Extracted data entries
>> Start
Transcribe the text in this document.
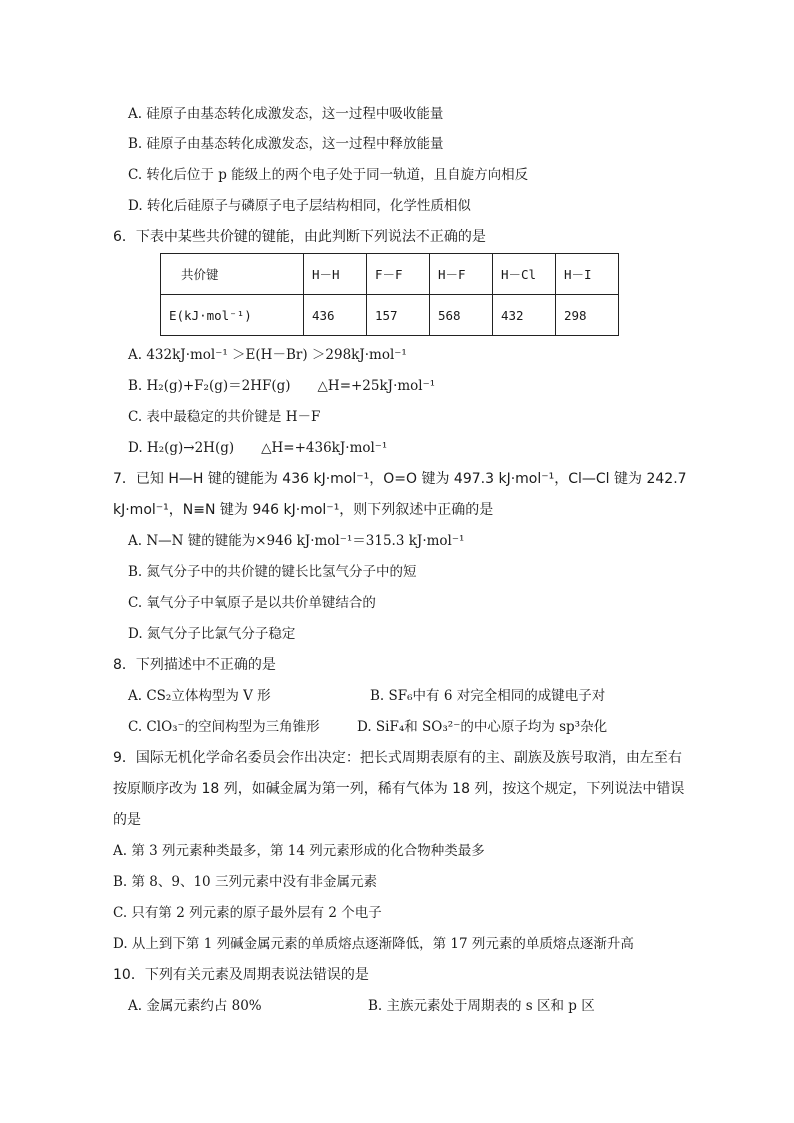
A. 硅原子由基态转化成激发态，这一过程中吸收能量
B. 硅原子由基态转化成激发态，这一过程中释放能量
C. 转化后位于 p 能级上的两个电子处于同一轨道，且自旋方向相反
D. 转化后硅原子与磷原子电子层结构相同，化学性质相似
6．下表中某些共价键的键能，由此判断下列说法不正确的是
共价键	H－H	F－F	H－F	H－Cl	H－I
E(kJ·mol⁻¹)	436	157	568	432	298
A. 432kJ·mol⁻¹ ＞E(H－Br) ＞298kJ·mol⁻¹
B. H₂(g)+F₂(g)＝2HF(g)　　△H=+25kJ·mol⁻¹
C. 表中最稳定的共价键是 H－F
D. H₂(g)→2H(g)　　△H=+436kJ·mol⁻¹
7．已知 H—H 键的键能为 436 kJ·mol⁻¹，O=O 键为 497.3 kJ·mol⁻¹，Cl—Cl 键为 242.7
kJ·mol⁻¹，N≡N 键为 946 kJ·mol⁻¹，则下列叙述中正确的是
A. N—N 键的键能为×946 kJ·mol⁻¹＝315.3 kJ·mol⁻¹
B. 氮气分子中的共价键的键长比氢气分子中的短
C. 氧气分子中氧原子是以共价单键结合的
D. 氮气分子比氯气分子稳定
8．下列描述中不正确的是
A. CS₂立体构型为 V 形	B. SF₆中有 6 对完全相同的成键电子对
C. ClO₃⁻的空间构型为三角锥形	D. SiF₄和 SO₃²⁻的中心原子均为 sp³杂化
9．国际无机化学命名委员会作出决定：把长式周期表原有的主、副族及族号取消，由左至右
按原顺序改为 18 列，如碱金属为第一列，稀有气体为 18 列，按这个规定，下列说法中错误
的是
A. 第 3 列元素种类最多，第 14 列元素形成的化合物种类最多
B. 第 8、9、10 三列元素中没有非金属元素
C. 只有第 2 列元素的原子最外层有 2 个电子
D. 从上到下第 1 列碱金属元素的单质熔点逐渐降低，第 17 列元素的单质熔点逐渐升高
10．下列有关元素及周期表说法错误的是
A. 金属元素约占 80%	B. 主族元素处于周期表的 s 区和 p 区
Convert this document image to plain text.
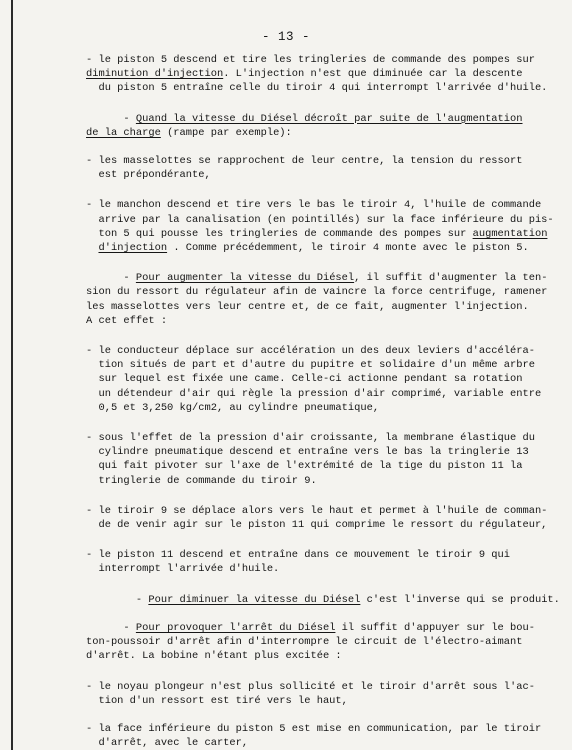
- 13 -
- le piston 5 descend et tire les tringleries de commande des pompes sur
diminution d'injection. L'injection n'est que diminuée car la descente
du piston 5 entraîne celle du tiroir 4 qui interrompt l'arrivée d'huile.
- Quand la vitesse du Diésel décroît par suite de l'augmentation
de la charge (rampe par exemple):
- les masselottes se rapprochent de leur centre, la tension du ressort
est prépondérante,
- le manchon descend et tire vers le bas le tiroir 4, l'huile de commande
arrive par la canalisation (en pointillés) sur la face inférieure du pis-
ton 5 qui pousse les tringleries de commande des pompes sur augmentation
d'injection . Comme précédemment, le tiroir 4 monte avec le piston 5.
- Pour augmenter la vitesse du Diésel, il suffit d'augmenter la ten-
sion du ressort du régulateur afin de vaincre la force centrifuge, ramener
les masselottes vers leur centre et, de ce fait, augmenter l'injection.
A cet effet :
- le conducteur déplace sur accélération un des deux leviers d'accéléra-
tion situés de part et d'autre du pupitre et solidaire d'un même arbre
sur lequel est fixée une came. Celle-ci actionne pendant sa rotation
un détendeur d'air qui règle la pression d'air comprimé, variable entre
0,5 et 3,250 kg/cm2, au cylindre pneumatique,
- sous l'effet de la pression d'air croissante, la membrane élastique du
cylindre pneumatique descend et entraîne vers le bas la tringlerie 13
qui fait pivoter sur l'axe de l'extrémité de la tige du piston 11 la
tringlerie de commande du tiroir 9.
- le tiroir 9 se déplace alors vers le haut et permet à l'huile de comman-
de de venir agir sur le piston 11 qui comprime le ressort du régulateur,
- le piston 11 descend et entraîne dans ce mouvement le tiroir 9 qui
interrompt l'arrivée d'huile.
- Pour diminuer la vitesse du Diésel c'est l'inverse qui se produit.
- Pour provoquer l'arrêt du Diésel il suffit d'appuyer sur le bou-
ton-poussoir d'arrêt afin d'interrompre le circuit de l'électro-aimant
d'arrêt. La bobine n'étant plus excitée :
- le noyau plongeur n'est plus sollicité et le tiroir d'arrêt sous l'ac-
tion d'un ressort est tiré vers le haut,
- la face inférieure du piston 5 est mise en communication, par le tiroir
d'arrêt, avec le carter,
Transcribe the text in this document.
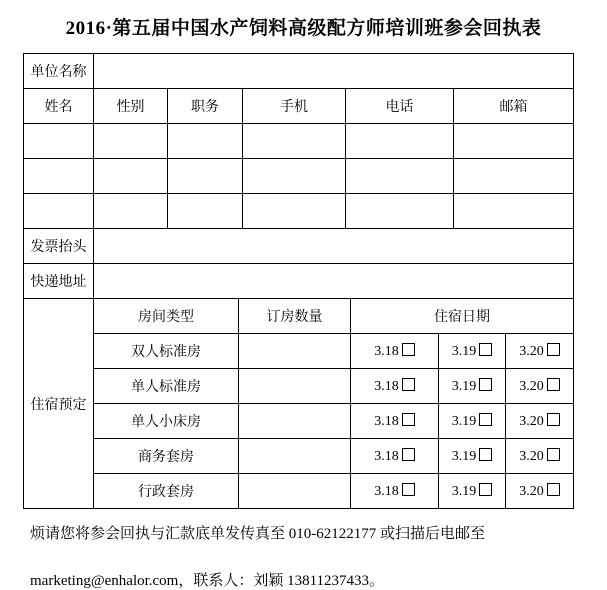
2016·第五届中国水产饲料高级配方师培训班参会回执表
单位名称					
姓名	性别	职务	手机	电话	邮箱

发票抬头					
快递地址					
住宿预定	房间类型	订房数量	住宿日期		
	双人标准房		3.18	3.19	3.20
	单人标准房		3.18	3.19	3.20
	单人小床房		3.18	3.19	3.20
	商务套房		3.18	3.19	3.20
	行政套房		3.18	3.19	3.20
烦请您将参会回执与汇款底单发传真至 010-62122177 或扫描后电邮至
marketing@enhalor.com，联系人：刘颖 13811237433。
>> End
Identify each line of the material where the word "硅原子由基态转化成激发态" shows up, and copy it.

A. 硅原子由基态转化成激发态，这一过程中吸收能量
B. 硅原子由基态转化成激发态，这一过程中释放能量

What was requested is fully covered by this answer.